PROBLEM REQUIREMENTS ▸ Filter the entries and keep only the lines where the string "this" appears.

|---|

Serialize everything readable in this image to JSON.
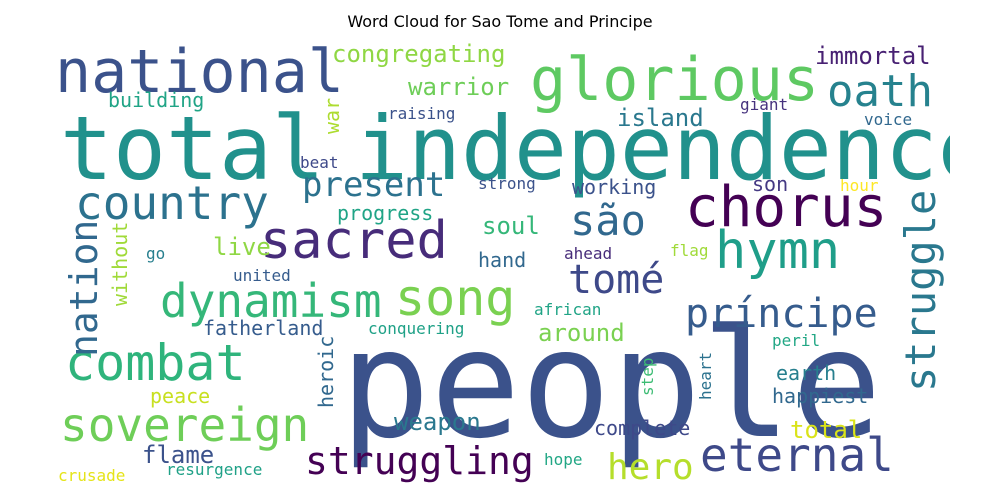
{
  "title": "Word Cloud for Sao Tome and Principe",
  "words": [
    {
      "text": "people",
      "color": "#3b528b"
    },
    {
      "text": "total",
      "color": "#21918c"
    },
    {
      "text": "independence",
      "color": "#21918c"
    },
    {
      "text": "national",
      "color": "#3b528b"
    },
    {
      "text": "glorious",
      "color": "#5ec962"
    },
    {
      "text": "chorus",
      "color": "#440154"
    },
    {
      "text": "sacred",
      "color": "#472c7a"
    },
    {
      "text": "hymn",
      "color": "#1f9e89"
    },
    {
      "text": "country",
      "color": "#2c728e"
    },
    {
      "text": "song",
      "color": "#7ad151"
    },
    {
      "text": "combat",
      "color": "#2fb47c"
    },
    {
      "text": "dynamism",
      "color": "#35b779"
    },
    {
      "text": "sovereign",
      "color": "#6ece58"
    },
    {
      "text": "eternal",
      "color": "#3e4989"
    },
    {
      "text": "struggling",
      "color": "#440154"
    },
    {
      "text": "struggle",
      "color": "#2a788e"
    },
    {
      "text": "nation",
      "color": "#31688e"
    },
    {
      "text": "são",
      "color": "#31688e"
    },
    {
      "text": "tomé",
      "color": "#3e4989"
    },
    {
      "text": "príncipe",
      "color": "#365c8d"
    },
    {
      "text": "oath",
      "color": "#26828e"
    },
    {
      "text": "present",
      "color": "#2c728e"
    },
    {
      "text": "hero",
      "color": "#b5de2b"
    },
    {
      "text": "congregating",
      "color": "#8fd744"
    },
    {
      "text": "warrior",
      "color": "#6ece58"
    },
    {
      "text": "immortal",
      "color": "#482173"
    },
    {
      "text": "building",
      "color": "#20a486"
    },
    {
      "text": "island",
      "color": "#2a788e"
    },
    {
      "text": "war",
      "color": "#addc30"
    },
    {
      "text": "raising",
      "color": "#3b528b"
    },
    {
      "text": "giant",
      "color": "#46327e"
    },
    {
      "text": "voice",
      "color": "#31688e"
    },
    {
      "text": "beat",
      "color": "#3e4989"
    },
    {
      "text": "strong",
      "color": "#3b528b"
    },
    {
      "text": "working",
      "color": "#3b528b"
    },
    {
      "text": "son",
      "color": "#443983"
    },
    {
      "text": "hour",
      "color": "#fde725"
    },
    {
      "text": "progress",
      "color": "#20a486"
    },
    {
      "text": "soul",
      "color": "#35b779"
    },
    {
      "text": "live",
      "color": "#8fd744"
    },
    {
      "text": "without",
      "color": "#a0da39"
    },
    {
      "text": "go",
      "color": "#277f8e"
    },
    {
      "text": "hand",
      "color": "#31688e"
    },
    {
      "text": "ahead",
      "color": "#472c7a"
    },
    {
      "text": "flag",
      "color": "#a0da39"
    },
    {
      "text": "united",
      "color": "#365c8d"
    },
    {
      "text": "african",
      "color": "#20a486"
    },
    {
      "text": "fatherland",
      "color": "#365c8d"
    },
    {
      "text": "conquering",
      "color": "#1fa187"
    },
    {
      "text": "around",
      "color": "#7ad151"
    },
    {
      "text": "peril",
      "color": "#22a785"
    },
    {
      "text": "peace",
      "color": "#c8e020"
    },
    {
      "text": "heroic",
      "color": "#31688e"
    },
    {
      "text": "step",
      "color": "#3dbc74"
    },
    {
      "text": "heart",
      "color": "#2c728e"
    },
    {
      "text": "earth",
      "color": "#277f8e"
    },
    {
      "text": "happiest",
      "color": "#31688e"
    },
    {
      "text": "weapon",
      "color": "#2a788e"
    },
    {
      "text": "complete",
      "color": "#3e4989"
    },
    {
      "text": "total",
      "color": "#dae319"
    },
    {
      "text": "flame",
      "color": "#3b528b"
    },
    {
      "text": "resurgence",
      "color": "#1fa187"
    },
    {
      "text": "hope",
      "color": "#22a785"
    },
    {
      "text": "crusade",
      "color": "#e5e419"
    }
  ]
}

|---|

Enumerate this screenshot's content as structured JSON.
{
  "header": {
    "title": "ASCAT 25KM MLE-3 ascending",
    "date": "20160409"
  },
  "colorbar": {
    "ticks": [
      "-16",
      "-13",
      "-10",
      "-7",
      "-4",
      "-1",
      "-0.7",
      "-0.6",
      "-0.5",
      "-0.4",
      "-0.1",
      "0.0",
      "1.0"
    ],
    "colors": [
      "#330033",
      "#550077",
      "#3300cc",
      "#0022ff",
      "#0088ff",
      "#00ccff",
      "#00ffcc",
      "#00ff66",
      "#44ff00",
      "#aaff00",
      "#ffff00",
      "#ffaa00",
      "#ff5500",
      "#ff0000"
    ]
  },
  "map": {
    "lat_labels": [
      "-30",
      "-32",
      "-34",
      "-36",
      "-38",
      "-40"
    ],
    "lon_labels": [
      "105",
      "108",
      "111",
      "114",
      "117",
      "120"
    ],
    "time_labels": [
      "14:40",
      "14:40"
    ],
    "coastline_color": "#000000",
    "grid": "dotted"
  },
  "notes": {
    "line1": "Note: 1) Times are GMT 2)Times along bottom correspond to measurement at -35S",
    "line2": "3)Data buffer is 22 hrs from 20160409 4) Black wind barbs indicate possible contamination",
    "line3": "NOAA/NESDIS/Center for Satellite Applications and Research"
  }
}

|---|

EXERCISE RESULT ▸
Serialize everything readable in this image to JSON.
Enumerate this screenshot's content as structured JSON.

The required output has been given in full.